### Exercise details
Look through the material and copy each line holding "Output".

### Exercise materials
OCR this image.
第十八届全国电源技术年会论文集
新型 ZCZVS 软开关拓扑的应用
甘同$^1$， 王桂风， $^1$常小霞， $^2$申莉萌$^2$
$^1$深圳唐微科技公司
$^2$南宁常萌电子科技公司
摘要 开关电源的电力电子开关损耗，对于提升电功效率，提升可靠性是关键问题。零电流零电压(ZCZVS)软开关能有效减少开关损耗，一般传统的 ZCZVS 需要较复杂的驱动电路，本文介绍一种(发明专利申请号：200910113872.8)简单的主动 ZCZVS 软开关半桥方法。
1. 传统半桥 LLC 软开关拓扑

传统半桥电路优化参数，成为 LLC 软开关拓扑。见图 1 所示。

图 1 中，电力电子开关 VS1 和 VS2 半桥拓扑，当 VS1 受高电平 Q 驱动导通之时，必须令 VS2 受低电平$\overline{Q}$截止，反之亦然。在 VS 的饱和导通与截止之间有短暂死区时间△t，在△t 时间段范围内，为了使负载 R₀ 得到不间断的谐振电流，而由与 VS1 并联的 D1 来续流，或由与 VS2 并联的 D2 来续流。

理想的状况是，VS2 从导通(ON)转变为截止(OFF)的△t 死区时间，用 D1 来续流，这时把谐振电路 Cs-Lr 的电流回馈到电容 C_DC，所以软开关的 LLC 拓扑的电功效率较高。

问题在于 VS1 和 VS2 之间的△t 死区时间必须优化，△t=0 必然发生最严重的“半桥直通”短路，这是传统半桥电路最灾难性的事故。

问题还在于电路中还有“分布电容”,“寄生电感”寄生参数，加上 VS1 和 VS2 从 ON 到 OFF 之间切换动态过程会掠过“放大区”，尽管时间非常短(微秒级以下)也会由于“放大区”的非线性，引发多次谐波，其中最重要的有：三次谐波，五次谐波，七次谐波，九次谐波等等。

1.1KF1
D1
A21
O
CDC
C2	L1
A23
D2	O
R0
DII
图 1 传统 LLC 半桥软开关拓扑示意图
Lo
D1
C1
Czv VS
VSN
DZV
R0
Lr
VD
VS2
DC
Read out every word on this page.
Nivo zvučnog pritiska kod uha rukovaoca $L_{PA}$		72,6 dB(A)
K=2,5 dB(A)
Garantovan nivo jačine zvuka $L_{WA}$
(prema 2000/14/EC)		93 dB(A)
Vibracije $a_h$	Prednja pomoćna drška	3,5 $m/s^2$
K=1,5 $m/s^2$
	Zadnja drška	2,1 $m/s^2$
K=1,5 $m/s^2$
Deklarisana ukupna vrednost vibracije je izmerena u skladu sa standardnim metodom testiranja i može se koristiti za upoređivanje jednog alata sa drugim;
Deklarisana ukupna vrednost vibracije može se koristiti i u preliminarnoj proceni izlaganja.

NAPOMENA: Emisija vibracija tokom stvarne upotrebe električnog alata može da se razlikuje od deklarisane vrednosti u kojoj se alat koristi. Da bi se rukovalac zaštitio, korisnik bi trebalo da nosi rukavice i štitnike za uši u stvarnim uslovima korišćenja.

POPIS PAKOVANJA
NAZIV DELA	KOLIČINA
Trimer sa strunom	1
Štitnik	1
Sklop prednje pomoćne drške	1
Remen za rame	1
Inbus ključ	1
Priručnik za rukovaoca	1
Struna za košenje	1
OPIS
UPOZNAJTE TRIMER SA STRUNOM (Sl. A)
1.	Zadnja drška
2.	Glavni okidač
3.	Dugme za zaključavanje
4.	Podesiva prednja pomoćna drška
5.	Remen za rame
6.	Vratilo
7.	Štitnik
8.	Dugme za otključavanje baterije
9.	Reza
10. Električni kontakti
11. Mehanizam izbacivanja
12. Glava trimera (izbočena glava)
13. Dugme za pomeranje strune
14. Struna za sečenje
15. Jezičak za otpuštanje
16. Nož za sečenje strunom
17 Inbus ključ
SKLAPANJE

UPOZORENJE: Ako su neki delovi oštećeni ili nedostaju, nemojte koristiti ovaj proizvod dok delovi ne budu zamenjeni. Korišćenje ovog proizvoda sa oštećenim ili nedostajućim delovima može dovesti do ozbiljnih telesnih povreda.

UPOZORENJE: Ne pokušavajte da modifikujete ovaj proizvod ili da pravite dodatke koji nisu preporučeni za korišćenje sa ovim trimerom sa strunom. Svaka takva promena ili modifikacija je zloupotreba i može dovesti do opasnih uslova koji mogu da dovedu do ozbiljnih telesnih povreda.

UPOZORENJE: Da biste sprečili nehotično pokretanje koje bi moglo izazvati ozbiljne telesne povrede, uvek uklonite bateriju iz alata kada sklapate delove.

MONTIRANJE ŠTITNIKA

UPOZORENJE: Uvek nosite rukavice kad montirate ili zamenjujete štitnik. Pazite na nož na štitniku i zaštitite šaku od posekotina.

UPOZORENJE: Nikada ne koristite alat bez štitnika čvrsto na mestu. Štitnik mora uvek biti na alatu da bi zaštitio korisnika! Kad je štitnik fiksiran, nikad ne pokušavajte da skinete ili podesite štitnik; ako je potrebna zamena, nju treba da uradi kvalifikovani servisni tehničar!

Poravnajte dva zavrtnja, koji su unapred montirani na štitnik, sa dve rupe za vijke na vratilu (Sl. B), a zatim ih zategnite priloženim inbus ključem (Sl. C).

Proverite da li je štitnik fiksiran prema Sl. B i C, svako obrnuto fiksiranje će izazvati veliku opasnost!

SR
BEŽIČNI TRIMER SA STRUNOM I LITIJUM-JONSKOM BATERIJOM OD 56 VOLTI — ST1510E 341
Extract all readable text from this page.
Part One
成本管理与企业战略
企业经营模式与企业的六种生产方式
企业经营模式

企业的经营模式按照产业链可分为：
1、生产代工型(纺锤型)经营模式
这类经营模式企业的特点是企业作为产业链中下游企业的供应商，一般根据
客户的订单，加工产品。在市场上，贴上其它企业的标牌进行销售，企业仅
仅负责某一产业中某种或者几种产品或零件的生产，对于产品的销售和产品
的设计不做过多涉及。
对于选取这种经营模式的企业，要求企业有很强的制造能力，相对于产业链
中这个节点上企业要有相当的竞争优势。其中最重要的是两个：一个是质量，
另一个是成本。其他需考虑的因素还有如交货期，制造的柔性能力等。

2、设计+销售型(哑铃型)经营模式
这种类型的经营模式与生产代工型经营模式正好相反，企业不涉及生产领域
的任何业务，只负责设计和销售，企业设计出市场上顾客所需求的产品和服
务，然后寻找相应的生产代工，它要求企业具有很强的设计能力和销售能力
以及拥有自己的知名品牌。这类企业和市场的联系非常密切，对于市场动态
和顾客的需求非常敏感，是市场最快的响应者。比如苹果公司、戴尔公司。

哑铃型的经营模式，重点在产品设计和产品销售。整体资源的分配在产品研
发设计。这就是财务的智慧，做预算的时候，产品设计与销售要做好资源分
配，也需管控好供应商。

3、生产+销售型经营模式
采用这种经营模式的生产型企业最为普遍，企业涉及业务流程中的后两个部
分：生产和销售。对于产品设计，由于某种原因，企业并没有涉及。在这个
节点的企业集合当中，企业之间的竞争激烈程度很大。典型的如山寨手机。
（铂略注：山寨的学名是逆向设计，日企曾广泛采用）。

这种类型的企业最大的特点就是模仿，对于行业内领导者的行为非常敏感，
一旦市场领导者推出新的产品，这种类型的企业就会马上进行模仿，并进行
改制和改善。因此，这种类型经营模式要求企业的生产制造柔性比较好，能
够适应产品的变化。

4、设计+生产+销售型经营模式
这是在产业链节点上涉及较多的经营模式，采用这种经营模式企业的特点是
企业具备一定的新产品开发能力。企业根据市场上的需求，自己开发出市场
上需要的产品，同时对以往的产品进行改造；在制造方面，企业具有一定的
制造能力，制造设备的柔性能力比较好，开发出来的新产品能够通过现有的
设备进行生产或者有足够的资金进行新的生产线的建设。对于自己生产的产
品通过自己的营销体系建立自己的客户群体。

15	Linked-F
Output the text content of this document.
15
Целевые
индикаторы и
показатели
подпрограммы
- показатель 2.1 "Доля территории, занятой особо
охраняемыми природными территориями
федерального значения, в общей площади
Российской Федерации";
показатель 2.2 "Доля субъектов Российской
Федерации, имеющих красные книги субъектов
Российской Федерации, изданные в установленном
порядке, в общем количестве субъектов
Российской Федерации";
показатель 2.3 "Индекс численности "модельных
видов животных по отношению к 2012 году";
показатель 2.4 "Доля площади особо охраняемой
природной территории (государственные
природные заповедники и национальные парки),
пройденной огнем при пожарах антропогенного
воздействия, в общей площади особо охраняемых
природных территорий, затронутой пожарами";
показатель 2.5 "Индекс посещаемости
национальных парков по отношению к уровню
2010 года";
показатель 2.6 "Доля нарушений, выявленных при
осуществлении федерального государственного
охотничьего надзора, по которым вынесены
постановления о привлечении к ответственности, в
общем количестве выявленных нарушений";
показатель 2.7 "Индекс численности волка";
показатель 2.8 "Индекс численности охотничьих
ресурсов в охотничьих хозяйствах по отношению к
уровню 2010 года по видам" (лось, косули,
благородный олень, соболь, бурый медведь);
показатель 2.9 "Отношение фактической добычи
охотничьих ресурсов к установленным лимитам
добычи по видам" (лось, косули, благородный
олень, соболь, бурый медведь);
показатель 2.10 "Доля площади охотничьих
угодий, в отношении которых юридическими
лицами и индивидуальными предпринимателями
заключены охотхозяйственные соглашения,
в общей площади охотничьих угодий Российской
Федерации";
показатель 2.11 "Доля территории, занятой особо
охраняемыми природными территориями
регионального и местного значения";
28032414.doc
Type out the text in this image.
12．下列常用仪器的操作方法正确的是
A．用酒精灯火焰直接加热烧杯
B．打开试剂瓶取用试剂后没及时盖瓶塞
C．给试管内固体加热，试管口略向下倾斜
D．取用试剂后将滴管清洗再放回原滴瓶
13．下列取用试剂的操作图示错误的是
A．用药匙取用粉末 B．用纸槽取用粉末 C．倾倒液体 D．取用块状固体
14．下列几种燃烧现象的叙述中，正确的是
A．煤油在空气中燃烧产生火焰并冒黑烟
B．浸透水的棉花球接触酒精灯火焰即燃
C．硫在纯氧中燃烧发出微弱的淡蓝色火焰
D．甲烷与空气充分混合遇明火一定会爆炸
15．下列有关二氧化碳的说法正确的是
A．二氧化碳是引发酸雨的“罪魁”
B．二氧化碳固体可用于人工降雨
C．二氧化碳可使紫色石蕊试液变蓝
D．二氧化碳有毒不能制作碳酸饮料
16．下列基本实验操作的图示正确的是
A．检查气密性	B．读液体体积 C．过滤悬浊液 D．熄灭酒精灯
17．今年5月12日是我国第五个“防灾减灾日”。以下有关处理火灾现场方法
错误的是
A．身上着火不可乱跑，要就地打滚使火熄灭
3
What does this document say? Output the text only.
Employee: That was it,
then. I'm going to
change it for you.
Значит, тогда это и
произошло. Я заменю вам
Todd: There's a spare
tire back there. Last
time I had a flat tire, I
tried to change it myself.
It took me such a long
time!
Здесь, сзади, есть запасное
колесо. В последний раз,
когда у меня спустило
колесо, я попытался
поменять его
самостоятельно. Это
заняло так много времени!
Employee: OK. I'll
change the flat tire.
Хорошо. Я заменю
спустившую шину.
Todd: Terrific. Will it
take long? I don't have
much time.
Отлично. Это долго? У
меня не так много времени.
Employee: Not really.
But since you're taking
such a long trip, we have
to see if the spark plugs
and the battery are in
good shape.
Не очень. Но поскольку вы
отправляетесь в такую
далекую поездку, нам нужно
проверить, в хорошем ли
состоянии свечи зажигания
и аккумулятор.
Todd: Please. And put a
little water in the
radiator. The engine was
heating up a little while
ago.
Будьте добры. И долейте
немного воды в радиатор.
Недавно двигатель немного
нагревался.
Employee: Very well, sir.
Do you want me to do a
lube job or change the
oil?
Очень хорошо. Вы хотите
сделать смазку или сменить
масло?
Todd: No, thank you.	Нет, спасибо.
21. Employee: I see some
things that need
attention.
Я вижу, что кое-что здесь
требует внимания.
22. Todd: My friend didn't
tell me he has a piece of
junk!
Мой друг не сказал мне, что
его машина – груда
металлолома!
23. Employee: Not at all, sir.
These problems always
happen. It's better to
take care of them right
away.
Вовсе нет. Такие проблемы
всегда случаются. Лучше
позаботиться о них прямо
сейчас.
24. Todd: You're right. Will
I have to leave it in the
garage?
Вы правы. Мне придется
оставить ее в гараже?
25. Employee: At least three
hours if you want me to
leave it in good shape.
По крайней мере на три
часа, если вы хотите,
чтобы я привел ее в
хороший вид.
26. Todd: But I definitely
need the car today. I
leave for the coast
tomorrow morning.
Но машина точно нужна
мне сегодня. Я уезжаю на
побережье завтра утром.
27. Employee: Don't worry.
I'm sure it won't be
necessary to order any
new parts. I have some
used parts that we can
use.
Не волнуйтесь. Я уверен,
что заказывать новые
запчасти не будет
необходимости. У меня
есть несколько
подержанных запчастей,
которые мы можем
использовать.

### Correct result
Output the text content of this document.
What does this document say? Output the text only.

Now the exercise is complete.